_Objetivo da tarefa_
Traduza para o inglês a seguinte frase do texto sobre a defesa de Lulinha: "Segundo o advogado, as investigações contra Lulinha estavam alheias aos fatos apurados na operação Sem Desconto, que indicou um esquema de fraudes nos descontos associativos do INSS."

A defesa de Fábio Luís Lula da Silva, o Lulinha, afirmou, nesta 6ª feira (4.set.2026), que o relatório de inteligência da Polícia Federal citado pelo ministro Alexandre de Moraes, do Supremo Tribunal Federal, corrobora o argumento de que não existe relação entre o filho do presidente Luiz Inácio Lula da Silva (PT) e as fraudes do INSS (Instituto Nacional do Seguro Social).
Em nota, o advogado Guilherme Sugimora afirma que os fatos citados pela PF indicam ilegitimidades, limites e direcionamento de inquéritos pelo ministro André Mendonça. Segundo o advogado, as investigações contra Lulinha estavam alheias aos fatos apurados na operação Sem Desconto, que indicou um esquema de fraudes nos descontos associativos do INSS.
“Essa contaminação já era objeto de questionamento pela defesa e foi agora corroborada pelos relatórios de inteligência da Polícia Federal publicizados ontem, contendo apontamentos sobre ilegitimidade, limites e direcionamento de inquéritos, registrados pela própria estrutura investigativa”, afirmou o advogado. Leia a íntegra da nota (PDF - 99 kB).
O advogado afirma ainda que “mantém confiança” que o Judiciário não vai deixar de atuar se forem comprovadas “ilegalidades, parcialidades e direcionamento político que, sendo confirmados, exigem o arquivamento definitivo das investigações”.

_Conteúdo do material_
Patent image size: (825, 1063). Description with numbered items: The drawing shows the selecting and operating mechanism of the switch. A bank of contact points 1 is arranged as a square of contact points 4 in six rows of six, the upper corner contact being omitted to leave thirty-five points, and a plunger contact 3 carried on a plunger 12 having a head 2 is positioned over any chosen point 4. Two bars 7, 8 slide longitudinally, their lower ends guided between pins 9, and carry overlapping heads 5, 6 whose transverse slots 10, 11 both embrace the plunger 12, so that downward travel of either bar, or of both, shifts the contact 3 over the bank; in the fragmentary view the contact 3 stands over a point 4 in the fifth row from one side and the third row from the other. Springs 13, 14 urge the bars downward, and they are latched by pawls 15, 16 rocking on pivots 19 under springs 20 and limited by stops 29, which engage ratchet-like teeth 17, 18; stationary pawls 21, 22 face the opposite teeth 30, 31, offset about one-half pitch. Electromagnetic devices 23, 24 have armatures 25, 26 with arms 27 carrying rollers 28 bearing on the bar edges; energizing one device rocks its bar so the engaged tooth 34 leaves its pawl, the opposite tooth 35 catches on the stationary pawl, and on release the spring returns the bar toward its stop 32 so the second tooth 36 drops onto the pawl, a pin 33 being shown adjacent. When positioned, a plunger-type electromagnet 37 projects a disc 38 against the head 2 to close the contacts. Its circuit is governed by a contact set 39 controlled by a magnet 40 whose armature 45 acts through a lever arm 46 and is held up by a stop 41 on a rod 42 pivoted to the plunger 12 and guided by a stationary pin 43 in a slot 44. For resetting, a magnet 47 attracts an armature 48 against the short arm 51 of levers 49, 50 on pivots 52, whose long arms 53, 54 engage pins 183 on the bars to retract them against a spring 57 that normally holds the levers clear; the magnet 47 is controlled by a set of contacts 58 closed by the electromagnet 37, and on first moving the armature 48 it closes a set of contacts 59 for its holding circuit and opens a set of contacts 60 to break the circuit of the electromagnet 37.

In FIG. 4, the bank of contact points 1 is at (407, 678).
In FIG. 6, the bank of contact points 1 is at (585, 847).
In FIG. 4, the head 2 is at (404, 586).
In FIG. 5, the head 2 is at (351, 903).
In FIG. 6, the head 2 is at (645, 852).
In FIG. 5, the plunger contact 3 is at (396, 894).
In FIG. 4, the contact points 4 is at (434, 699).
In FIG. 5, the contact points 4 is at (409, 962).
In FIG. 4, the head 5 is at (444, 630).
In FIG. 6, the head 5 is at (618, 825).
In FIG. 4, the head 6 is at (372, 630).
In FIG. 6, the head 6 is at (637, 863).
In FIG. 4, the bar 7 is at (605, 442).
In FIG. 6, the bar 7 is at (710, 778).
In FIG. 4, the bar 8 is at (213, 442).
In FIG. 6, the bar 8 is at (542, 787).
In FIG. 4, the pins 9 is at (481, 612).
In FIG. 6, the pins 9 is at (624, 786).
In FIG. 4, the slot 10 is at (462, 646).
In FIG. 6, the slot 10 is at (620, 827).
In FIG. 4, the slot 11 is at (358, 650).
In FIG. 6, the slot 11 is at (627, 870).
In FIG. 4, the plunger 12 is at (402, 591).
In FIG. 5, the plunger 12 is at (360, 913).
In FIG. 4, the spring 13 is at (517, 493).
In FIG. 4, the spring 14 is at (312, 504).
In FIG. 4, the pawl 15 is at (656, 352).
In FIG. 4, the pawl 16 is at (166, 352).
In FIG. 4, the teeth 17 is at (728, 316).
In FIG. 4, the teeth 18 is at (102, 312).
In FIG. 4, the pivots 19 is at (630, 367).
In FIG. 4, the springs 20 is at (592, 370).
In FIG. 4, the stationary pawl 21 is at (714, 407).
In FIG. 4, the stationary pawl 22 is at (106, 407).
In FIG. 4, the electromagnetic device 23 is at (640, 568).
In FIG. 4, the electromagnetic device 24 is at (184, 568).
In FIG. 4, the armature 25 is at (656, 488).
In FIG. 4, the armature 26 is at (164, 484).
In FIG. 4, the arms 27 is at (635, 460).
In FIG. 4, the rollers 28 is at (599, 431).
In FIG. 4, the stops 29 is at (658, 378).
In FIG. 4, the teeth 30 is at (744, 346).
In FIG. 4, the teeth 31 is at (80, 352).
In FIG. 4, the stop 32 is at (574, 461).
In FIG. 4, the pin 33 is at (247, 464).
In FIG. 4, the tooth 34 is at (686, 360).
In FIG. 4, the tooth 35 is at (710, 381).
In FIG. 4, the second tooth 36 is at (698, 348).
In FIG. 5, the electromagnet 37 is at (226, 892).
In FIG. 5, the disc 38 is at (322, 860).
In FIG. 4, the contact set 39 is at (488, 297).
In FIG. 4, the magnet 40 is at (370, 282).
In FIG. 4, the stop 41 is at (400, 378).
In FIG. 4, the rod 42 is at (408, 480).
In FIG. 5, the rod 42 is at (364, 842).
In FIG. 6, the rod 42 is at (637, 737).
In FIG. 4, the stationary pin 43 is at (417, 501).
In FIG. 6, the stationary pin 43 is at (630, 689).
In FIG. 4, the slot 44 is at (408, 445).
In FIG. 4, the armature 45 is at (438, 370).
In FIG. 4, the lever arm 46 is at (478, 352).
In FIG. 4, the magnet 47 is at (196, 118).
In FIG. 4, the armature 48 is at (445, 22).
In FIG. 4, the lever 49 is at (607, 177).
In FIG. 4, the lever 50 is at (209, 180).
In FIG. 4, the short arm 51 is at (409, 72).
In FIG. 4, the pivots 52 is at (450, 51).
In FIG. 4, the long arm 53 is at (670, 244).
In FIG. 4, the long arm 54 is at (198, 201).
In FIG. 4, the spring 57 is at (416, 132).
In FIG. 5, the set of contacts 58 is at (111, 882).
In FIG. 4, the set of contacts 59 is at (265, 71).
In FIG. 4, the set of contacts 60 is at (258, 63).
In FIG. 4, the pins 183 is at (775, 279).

_Resultado da tarefa_
According to the lawyer, the investigations into Lulinha were unrelated to the facts examined in Operation Sem Desconto, which pointed to a fraud scheme involving INSS association deductions.